Your instructions.
Check every line of the entries below for the word "JSON", and copy the ones that have it.

Records that describe figures:
/---

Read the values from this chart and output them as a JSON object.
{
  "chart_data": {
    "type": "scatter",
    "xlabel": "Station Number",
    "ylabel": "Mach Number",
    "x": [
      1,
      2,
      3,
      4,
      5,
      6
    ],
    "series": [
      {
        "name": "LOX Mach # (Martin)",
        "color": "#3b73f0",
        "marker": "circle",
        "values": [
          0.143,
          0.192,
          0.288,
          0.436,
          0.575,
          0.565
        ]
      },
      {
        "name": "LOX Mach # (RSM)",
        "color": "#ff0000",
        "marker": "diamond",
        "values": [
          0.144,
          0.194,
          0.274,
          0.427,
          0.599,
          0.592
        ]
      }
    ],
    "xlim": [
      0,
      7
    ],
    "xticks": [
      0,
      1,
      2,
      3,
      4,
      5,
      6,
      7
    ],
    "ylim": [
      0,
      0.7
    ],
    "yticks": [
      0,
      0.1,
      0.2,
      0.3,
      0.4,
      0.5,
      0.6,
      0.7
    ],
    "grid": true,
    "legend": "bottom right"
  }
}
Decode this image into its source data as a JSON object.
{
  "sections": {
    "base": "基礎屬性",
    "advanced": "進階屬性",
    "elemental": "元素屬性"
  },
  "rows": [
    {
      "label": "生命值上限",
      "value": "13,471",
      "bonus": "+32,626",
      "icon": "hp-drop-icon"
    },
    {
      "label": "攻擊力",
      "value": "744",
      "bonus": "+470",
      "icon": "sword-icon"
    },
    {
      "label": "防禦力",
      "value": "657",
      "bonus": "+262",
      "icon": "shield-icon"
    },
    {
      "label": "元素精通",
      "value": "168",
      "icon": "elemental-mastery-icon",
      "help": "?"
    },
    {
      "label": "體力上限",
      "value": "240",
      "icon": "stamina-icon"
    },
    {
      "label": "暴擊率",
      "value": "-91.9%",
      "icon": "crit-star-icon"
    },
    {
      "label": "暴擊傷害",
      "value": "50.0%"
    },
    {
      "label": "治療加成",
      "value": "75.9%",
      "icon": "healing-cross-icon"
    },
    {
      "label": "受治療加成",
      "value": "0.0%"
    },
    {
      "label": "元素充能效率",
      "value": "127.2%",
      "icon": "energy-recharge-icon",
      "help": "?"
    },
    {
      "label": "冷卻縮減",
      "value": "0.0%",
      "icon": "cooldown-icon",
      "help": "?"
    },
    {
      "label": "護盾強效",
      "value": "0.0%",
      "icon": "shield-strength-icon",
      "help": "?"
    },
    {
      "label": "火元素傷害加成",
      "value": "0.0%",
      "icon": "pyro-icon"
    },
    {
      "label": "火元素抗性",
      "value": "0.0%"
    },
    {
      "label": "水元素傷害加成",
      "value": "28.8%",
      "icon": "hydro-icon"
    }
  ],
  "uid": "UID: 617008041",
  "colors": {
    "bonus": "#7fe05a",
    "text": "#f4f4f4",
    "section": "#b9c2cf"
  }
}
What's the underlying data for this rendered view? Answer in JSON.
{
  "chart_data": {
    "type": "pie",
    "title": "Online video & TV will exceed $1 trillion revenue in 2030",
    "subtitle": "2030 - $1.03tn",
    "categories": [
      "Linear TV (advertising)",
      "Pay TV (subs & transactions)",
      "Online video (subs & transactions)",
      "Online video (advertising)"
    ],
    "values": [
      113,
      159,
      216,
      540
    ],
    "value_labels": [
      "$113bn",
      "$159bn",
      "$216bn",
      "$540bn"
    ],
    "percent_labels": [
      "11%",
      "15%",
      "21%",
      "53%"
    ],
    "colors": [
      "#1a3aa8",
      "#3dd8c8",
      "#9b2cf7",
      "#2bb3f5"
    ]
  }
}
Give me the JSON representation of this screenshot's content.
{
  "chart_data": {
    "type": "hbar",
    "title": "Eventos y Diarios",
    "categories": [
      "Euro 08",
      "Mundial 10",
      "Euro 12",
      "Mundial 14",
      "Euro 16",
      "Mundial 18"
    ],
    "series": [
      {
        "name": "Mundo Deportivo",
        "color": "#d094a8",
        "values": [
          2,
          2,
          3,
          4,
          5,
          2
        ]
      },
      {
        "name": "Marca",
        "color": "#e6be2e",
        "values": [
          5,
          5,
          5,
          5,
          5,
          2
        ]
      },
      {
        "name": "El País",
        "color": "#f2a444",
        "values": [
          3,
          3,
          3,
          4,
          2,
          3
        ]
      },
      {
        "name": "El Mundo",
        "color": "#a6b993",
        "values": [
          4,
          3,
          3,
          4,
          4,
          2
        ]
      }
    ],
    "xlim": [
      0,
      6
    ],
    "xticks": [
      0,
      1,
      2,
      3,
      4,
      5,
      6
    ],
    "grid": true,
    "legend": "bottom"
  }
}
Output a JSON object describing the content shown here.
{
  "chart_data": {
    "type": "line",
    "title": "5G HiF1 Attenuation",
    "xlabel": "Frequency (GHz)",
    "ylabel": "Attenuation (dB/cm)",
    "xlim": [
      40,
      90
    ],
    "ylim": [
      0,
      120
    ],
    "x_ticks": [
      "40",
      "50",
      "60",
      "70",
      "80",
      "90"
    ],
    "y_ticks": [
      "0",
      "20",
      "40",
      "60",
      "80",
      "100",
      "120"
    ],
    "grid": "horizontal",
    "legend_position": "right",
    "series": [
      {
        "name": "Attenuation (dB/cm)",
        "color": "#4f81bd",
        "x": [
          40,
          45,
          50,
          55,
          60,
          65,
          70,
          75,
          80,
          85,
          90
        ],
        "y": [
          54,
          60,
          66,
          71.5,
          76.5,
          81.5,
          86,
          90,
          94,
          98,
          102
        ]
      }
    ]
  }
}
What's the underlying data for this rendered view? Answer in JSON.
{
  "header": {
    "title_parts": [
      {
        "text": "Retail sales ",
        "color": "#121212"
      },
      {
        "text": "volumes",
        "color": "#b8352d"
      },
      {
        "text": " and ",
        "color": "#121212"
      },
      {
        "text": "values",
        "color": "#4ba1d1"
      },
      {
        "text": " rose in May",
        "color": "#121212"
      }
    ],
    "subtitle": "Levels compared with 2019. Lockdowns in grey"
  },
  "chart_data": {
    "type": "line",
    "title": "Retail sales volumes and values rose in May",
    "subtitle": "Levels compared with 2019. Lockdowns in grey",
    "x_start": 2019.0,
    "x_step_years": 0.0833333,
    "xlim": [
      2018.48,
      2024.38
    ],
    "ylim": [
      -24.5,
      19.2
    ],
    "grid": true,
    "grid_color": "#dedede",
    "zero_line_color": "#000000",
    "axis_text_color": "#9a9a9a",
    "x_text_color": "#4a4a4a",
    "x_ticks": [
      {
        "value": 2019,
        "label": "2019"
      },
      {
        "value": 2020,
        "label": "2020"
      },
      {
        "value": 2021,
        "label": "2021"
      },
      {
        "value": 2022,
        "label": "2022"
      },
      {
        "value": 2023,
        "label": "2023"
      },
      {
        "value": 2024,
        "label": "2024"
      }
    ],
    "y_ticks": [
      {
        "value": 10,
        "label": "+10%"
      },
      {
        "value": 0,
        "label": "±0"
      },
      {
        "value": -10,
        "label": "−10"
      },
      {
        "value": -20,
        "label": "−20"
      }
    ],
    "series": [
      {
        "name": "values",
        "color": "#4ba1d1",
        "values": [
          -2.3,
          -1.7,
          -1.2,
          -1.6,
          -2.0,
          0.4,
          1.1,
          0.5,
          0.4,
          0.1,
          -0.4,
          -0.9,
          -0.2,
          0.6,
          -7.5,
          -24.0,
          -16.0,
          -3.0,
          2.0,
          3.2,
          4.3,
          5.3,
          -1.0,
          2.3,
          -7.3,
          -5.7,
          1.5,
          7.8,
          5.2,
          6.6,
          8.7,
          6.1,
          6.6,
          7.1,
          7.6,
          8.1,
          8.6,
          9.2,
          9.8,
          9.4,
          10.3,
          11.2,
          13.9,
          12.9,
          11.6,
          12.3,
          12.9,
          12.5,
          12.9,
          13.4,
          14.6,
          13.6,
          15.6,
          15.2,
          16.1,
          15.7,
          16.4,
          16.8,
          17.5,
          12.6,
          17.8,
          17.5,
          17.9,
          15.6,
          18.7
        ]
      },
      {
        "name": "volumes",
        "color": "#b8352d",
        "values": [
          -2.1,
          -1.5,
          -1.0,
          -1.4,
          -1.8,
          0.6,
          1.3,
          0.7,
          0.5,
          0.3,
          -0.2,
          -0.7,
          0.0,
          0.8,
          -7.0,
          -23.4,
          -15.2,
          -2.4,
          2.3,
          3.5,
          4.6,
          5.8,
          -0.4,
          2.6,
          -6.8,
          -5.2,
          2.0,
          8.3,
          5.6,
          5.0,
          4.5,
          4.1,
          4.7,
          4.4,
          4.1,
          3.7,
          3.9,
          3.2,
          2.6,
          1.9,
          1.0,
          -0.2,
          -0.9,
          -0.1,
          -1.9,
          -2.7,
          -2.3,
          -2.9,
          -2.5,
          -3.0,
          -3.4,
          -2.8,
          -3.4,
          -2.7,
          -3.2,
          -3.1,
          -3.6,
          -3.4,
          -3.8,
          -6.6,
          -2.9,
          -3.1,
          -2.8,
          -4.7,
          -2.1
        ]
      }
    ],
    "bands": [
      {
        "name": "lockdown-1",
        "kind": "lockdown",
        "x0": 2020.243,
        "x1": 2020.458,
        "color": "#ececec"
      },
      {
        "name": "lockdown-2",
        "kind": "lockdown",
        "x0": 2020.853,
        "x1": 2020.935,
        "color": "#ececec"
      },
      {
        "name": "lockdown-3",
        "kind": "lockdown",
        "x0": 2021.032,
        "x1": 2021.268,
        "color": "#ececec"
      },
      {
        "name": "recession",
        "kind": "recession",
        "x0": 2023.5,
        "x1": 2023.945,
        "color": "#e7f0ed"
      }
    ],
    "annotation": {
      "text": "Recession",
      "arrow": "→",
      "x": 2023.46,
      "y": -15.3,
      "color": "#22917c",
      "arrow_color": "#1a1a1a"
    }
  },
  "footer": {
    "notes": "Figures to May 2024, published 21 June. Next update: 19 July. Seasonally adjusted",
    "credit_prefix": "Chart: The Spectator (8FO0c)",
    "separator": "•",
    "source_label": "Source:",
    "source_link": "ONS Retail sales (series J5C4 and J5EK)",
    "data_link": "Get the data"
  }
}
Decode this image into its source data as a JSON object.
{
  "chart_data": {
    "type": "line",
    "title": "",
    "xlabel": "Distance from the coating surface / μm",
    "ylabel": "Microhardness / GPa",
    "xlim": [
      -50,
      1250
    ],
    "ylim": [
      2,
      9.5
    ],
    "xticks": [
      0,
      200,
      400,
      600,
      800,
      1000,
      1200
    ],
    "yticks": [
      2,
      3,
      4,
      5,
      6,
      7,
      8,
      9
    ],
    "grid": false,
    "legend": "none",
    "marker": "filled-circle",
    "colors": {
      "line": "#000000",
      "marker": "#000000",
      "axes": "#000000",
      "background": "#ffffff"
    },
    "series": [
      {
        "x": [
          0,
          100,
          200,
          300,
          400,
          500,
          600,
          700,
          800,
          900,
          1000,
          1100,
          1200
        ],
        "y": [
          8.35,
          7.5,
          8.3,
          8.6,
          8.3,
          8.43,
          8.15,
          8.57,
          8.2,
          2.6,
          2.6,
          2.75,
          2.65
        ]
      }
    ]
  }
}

\---

Written solution.
Read the values from this chart and output them as a JSON object.
Decode this image into its source data as a JSON object.
What's the underlying data for this rendered view? Answer in JSON.
Give me the JSON representation of this screenshot's content.
Output a JSON object describing the content shown here.
What's the underlying data for this rendered view? Answer in JSON.
Decode this image into its source data as a JSON object.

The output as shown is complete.